--- START Supplied information ---
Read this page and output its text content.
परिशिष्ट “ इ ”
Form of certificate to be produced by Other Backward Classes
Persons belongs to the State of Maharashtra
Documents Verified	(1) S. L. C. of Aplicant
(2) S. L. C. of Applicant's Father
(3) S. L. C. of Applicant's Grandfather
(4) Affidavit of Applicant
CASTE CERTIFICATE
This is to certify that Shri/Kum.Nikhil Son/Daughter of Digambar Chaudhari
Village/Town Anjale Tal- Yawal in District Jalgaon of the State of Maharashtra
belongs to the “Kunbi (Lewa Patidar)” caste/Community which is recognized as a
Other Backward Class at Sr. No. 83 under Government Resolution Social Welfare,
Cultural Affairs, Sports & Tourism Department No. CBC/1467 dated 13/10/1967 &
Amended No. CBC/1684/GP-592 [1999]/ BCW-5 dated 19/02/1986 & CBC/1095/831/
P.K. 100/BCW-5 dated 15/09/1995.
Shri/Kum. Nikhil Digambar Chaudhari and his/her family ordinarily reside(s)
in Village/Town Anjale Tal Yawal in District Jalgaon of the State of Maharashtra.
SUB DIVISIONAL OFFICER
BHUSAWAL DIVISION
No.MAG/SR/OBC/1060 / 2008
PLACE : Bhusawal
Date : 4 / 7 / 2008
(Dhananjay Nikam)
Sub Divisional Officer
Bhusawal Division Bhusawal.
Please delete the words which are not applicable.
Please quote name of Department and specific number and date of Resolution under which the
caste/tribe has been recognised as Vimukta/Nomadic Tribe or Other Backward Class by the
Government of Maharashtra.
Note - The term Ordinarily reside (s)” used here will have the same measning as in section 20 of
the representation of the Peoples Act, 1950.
--- END Supplied information ---
Task instructions
Write out all of the records above exactly as they appear.

Answer to the exercise
Read this page and output its text content.
परिशिष्ट “ इ ”
Form of certificate to be produced by Other Backward Classes
Persons belongs to the State of Maharashtra
Documents Verified	(1) S. L. C. of Aplicant
(2) S. L. C. of Applicant's Father
(3) S. L. C. of Applicant's Grandfather
(4) Affidavit of Applicant
CASTE CERTIFICATE
This is to certify that Shri/Kum.Nikhil Son/Daughter of Digambar Chaudhari
Village/Town Anjale Tal- Yawal in District Jalgaon of the State of Maharashtra
belongs to the “Kunbi (Lewa Patidar)” caste/Community which is recognized as a
Other Backward Class at Sr. No. 83 under Government Resolution Social Welfare,
Cultural Affairs, Sports & Tourism Department No. CBC/1467 dated 13/10/1967 &
Amended No. CBC/1684/GP-592 [1999]/ BCW-5 dated 19/02/1986 & CBC/1095/831/
P.K. 100/BCW-5 dated 15/09/1995.
Shri/Kum. Nikhil Digambar Chaudhari and his/her family ordinarily reside(s)
in Village/Town Anjale Tal Yawal in District Jalgaon of the State of Maharashtra.
SUB DIVISIONAL OFFICER
BHUSAWAL DIVISION
No.MAG/SR/OBC/1060 / 2008
PLACE : Bhusawal
Date : 4 / 7 / 2008
(Dhananjay Nikam)
Sub Divisional Officer
Bhusawal Division Bhusawal.
Please delete the words which are not applicable.
Please quote name of Department and specific number and date of Resolution under which the
caste/tribe has been recognised as Vimukta/Nomadic Tribe or Other Backward Class by the
Government of Maharashtra.
Note - The term Ordinarily reside (s)” used here will have the same measning as in section 20 of
the representation of the Peoples Act, 1950.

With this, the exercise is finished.